====== LISTED RECORDS

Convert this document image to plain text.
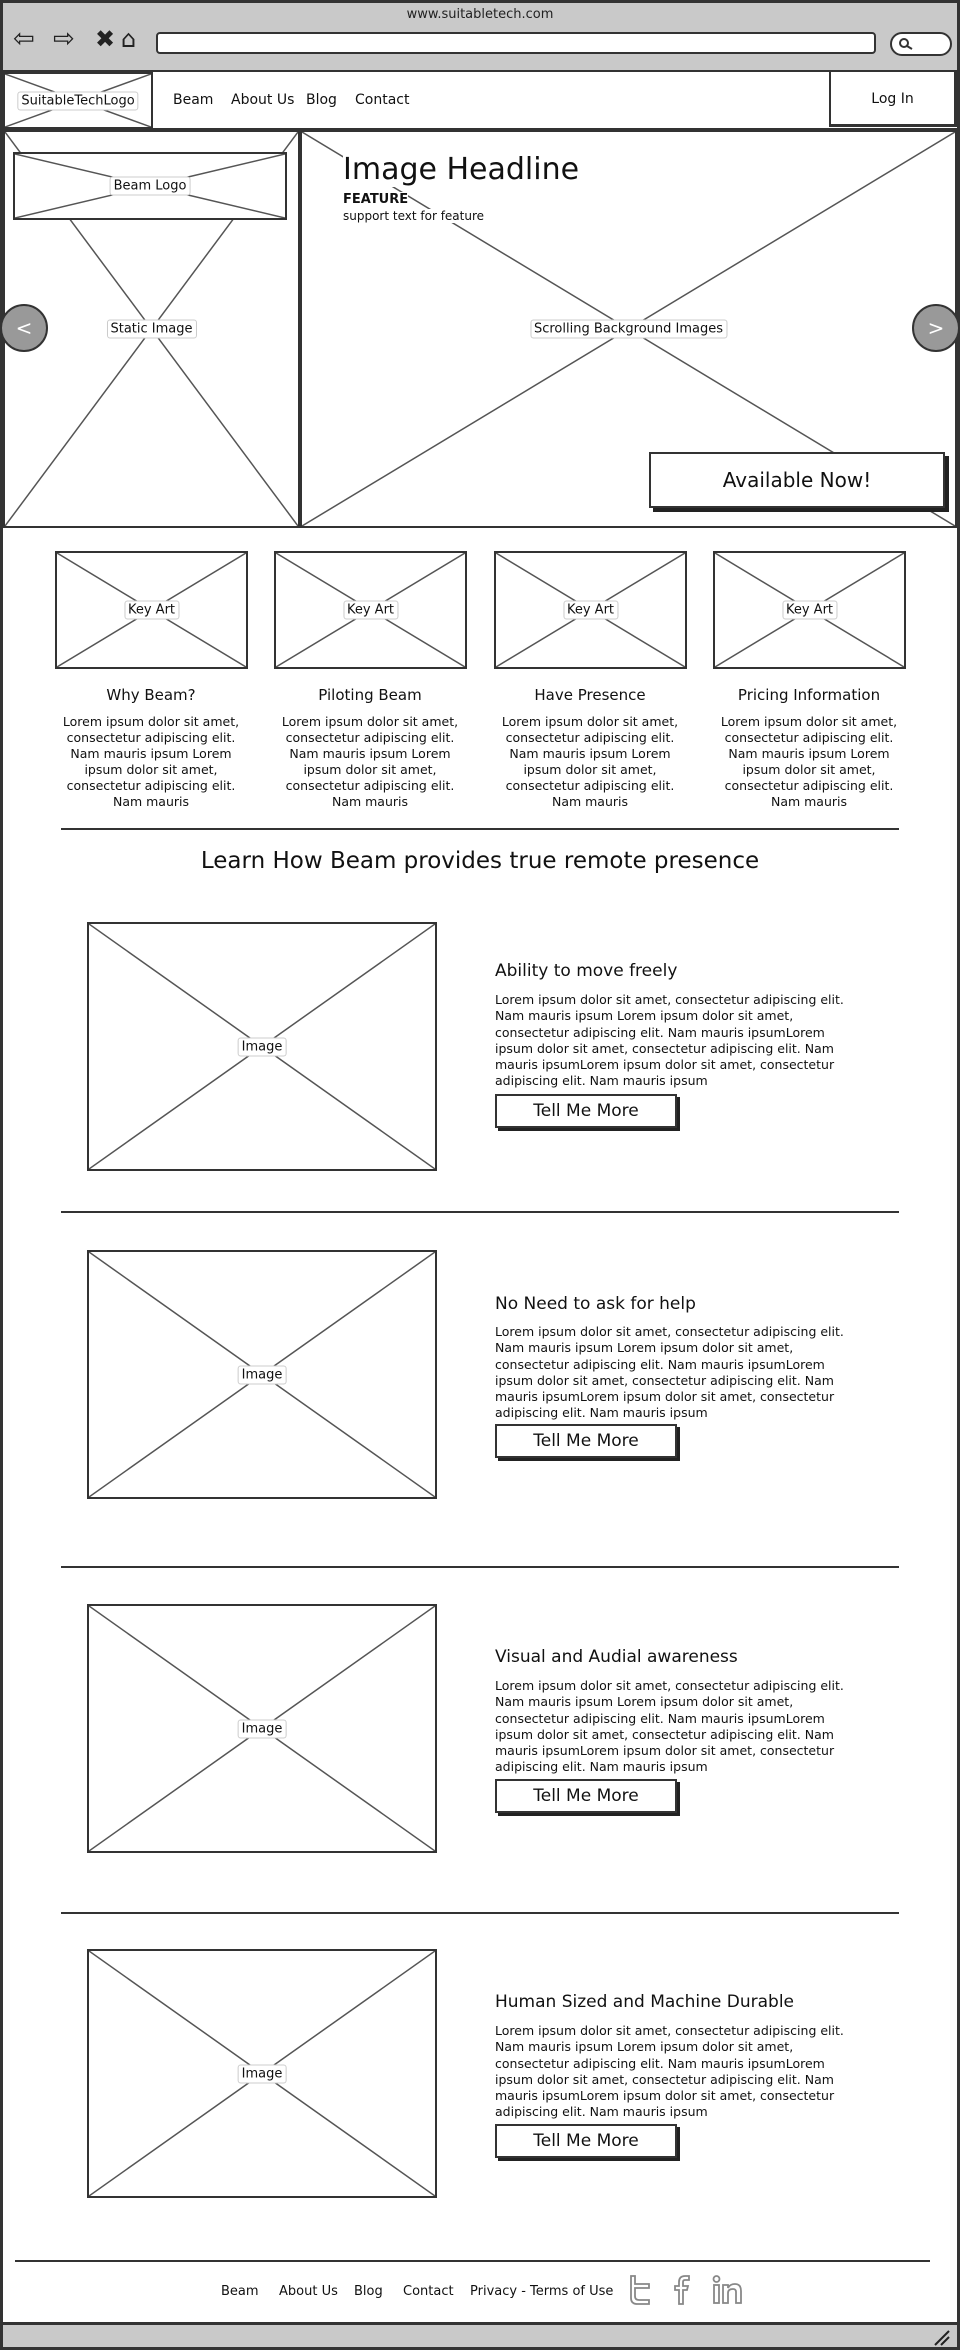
www.suitabletech.com
⇦ ⇨ ✖ ⌂
SuitableTechLogo	Beam About Us Blog Contact	Log In
Static Image
Beam Logo
Scrolling Background Images
Image Headline
FEATURE
support text for feature
<	>
Available Now!
Key Art	Key Art	Key Art	Key Art
Why Beam?	Piloting Beam	Have Presence	Pricing Information
Lorem ipsum dolor sit amet, consectetur adipiscing elit. Nam mauris ipsum Lorem ipsum dolor sit amet, consectetur adipiscing elit. Nam mauris
Lorem ipsum dolor sit amet, consectetur adipiscing elit. Nam mauris ipsum Lorem ipsum dolor sit amet, consectetur adipiscing elit. Nam mauris
Lorem ipsum dolor sit amet, consectetur adipiscing elit. Nam mauris ipsum Lorem ipsum dolor sit amet, consectetur adipiscing elit. Nam mauris
Lorem ipsum dolor sit amet, consectetur adipiscing elit. Nam mauris ipsum Lorem ipsum dolor sit amet, consectetur adipiscing elit. Nam mauris
Learn How Beam provides true remote presence
Image
Ability to move freely
Lorem ipsum dolor sit amet, consectetur adipiscing elit. Nam mauris ipsum Lorem ipsum dolor sit amet, consectetur adipiscing elit. Nam mauris ipsumLorem ipsum dolor sit amet, consectetur adipiscing elit. Nam mauris ipsumLorem ipsum dolor sit amet, consectetur adipiscing elit. Nam mauris ipsum
Tell Me More
Image
No Need to ask for help
Lorem ipsum dolor sit amet, consectetur adipiscing elit. Nam mauris ipsum Lorem ipsum dolor sit amet, consectetur adipiscing elit. Nam mauris ipsumLorem ipsum dolor sit amet, consectetur adipiscing elit. Nam mauris ipsumLorem ipsum dolor sit amet, consectetur adipiscing elit. Nam mauris ipsum
Tell Me More
Image
Visual and Audial awareness
Lorem ipsum dolor sit amet, consectetur adipiscing elit. Nam mauris ipsum Lorem ipsum dolor sit amet, consectetur adipiscing elit. Nam mauris ipsumLorem ipsum dolor sit amet, consectetur adipiscing elit. Nam mauris ipsumLorem ipsum dolor sit amet, consectetur adipiscing elit. Nam mauris ipsum
Tell Me More
Image
Human Sized and Machine Durable
Lorem ipsum dolor sit amet, consectetur adipiscing elit. Nam mauris ipsum Lorem ipsum dolor sit amet, consectetur adipiscing elit. Nam mauris ipsumLorem ipsum dolor sit amet, consectetur adipiscing elit. Nam mauris ipsumLorem ipsum dolor sit amet, consectetur adipiscing elit. Nam mauris ipsum
Tell Me More
Beam About Us Blog Contact Privacy - Terms of Use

============

▸ GIVEN TASK:
Transcribe the listing above verbatim. Omit the pictures.

▸ TASK OUTPUT:
Convert this document image to plain text.
www.suitabletech.com
⇦ ⇨ ✖ ⌂
SuitableTechLogo	Beam About Us Blog Contact	Log In
Static Image
Beam Logo
Scrolling Background Images
Image Headline
FEATURE
support text for feature
<	>
Available Now!
Key Art	Key Art	Key Art	Key Art
Why Beam?	Piloting Beam	Have Presence	Pricing Information
Lorem ipsum dolor sit amet, consectetur adipiscing elit. Nam mauris ipsum Lorem ipsum dolor sit amet, consectetur adipiscing elit. Nam mauris
Lorem ipsum dolor sit amet, consectetur adipiscing elit. Nam mauris ipsum Lorem ipsum dolor sit amet, consectetur adipiscing elit. Nam mauris
Lorem ipsum dolor sit amet, consectetur adipiscing elit. Nam mauris ipsum Lorem ipsum dolor sit amet, consectetur adipiscing elit. Nam mauris
Lorem ipsum dolor sit amet, consectetur adipiscing elit. Nam mauris ipsum Lorem ipsum dolor sit amet, consectetur adipiscing elit. Nam mauris
Learn How Beam provides true remote presence
Image
Ability to move freely
Lorem ipsum dolor sit amet, consectetur adipiscing elit. Nam mauris ipsum Lorem ipsum dolor sit amet, consectetur adipiscing elit. Nam mauris ipsumLorem ipsum dolor sit amet, consectetur adipiscing elit. Nam mauris ipsumLorem ipsum dolor sit amet, consectetur adipiscing elit. Nam mauris ipsum
Tell Me More
Image
No Need to ask for help
Lorem ipsum dolor sit amet, consectetur adipiscing elit. Nam mauris ipsum Lorem ipsum dolor sit amet, consectetur adipiscing elit. Nam mauris ipsumLorem ipsum dolor sit amet, consectetur adipiscing elit. Nam mauris ipsumLorem ipsum dolor sit amet, consectetur adipiscing elit. Nam mauris ipsum
Tell Me More
Image
Visual and Audial awareness
Lorem ipsum dolor sit amet, consectetur adipiscing elit. Nam mauris ipsum Lorem ipsum dolor sit amet, consectetur adipiscing elit. Nam mauris ipsumLorem ipsum dolor sit amet, consectetur adipiscing elit. Nam mauris ipsumLorem ipsum dolor sit amet, consectetur adipiscing elit. Nam mauris ipsum
Tell Me More
Image
Human Sized and Machine Durable
Lorem ipsum dolor sit amet, consectetur adipiscing elit. Nam mauris ipsum Lorem ipsum dolor sit amet, consectetur adipiscing elit. Nam mauris ipsumLorem ipsum dolor sit amet, consectetur adipiscing elit. Nam mauris ipsumLorem ipsum dolor sit amet, consectetur adipiscing elit. Nam mauris ipsum
Tell Me More
Beam About Us Blog Contact Privacy - Terms of Use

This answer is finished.